> **Records shown**
....
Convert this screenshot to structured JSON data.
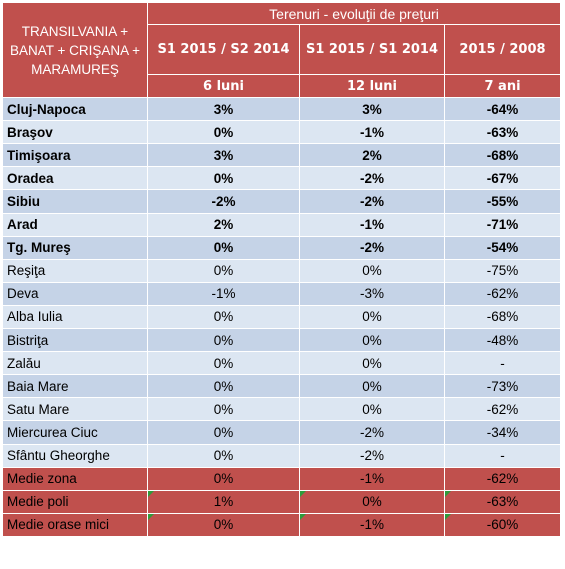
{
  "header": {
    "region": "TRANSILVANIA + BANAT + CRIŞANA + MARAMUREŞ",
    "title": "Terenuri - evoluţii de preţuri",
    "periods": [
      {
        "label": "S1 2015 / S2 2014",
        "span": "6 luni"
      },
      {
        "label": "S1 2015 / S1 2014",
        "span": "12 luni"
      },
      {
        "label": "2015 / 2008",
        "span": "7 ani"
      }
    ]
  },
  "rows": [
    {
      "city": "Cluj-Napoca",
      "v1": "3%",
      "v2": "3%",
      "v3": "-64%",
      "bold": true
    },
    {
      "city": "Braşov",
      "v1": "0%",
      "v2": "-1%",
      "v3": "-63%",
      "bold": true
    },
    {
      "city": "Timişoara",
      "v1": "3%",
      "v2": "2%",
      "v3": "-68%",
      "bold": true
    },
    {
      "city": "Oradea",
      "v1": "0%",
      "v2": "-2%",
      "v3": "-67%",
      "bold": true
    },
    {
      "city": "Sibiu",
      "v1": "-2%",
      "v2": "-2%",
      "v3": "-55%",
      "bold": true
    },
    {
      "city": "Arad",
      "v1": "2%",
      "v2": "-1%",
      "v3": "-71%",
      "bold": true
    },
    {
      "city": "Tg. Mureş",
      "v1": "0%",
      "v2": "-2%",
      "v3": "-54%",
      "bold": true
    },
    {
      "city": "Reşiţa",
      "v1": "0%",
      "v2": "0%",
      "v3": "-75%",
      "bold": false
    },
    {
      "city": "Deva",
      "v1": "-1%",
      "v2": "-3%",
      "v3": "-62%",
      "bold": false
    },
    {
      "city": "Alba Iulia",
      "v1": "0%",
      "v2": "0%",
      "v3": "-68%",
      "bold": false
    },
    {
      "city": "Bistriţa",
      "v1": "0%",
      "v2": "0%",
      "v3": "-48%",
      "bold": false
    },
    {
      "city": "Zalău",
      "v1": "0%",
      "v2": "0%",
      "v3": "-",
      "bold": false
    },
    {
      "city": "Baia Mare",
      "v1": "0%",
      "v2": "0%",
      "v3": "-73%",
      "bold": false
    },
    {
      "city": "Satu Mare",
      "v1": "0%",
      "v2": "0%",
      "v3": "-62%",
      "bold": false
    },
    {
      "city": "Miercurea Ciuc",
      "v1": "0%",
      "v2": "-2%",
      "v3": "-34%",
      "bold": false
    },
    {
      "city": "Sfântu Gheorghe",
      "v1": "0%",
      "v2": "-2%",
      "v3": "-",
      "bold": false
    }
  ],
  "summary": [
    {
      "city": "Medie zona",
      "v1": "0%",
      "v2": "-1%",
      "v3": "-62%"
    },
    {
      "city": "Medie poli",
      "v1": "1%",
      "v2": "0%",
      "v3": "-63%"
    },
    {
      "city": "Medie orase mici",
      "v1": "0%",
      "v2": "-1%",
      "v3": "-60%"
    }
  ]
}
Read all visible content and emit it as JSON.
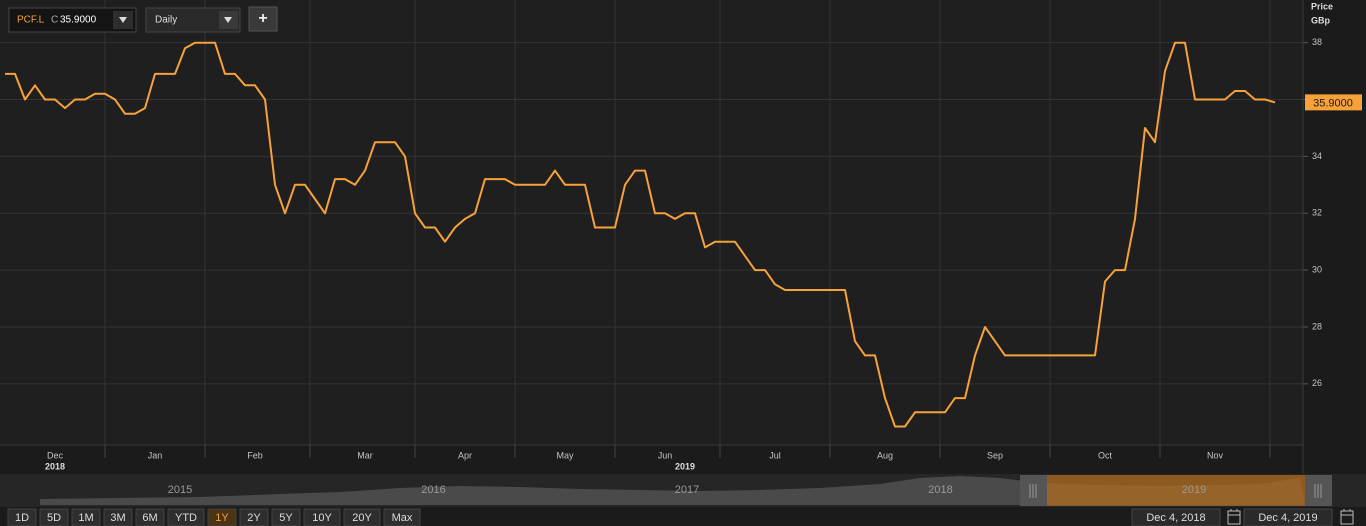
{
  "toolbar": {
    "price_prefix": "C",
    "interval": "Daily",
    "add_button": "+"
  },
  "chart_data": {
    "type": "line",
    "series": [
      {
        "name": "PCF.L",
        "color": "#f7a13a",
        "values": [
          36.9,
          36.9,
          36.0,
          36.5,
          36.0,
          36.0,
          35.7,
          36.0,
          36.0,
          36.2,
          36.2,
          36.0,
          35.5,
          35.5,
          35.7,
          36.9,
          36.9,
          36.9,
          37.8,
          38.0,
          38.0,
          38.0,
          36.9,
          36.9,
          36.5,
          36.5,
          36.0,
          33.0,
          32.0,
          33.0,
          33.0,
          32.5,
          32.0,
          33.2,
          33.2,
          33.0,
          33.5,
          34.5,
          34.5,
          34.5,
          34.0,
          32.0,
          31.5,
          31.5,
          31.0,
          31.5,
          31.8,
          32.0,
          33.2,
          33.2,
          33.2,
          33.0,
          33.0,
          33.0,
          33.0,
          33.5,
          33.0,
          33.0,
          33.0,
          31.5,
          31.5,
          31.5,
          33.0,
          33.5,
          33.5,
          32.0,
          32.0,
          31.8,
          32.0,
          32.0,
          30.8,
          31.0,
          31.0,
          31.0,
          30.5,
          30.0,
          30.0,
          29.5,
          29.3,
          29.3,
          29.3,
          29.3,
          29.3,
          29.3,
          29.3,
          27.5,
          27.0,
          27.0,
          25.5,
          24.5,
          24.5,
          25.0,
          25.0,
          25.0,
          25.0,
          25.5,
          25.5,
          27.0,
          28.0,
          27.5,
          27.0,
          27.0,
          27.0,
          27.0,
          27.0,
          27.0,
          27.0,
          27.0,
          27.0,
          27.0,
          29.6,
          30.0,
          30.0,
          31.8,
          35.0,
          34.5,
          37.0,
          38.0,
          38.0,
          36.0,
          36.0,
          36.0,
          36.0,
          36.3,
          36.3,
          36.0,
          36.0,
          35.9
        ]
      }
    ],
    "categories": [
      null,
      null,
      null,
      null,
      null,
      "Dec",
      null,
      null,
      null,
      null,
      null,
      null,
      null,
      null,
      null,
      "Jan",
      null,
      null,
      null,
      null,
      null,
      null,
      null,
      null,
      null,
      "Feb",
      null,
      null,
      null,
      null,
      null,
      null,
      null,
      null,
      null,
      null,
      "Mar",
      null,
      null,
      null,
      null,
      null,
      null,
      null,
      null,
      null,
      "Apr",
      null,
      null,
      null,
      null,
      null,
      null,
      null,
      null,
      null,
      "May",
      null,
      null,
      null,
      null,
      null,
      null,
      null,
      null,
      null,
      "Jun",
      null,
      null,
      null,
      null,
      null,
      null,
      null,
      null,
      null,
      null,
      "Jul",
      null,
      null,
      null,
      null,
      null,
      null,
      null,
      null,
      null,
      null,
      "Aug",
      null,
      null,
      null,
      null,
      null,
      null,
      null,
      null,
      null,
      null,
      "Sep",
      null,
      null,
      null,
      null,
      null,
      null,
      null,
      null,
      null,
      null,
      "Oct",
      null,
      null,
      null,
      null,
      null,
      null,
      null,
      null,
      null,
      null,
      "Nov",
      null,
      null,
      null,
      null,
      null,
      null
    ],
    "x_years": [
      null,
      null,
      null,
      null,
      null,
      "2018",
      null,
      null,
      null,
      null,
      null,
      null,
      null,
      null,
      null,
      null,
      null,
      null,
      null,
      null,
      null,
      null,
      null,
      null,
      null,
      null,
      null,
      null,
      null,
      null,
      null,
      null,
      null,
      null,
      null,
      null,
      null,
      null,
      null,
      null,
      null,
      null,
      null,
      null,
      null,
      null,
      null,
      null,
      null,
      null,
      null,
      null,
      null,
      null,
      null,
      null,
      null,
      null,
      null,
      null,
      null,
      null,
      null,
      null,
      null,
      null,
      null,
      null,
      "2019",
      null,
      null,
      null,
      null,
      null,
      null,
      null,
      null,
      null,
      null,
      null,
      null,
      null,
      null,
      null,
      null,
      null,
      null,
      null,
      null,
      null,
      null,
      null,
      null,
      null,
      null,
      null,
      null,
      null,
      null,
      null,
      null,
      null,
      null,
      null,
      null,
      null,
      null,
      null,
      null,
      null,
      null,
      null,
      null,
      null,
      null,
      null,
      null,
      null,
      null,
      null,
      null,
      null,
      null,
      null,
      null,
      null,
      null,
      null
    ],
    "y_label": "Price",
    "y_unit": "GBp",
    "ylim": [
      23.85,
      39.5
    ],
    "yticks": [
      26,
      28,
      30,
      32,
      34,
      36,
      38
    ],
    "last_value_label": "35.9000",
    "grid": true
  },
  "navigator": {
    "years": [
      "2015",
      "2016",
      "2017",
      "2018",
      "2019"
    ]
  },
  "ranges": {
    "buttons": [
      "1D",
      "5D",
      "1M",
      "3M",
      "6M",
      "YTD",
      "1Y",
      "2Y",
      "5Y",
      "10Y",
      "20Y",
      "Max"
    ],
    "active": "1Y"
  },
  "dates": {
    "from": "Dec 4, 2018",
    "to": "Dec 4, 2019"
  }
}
....
Search the entries for the word "JSON", then list each line that holds it.

> **Exercise answer**
Convert this screenshot to structured JSON data.
Read all visible content and emit it as JSON.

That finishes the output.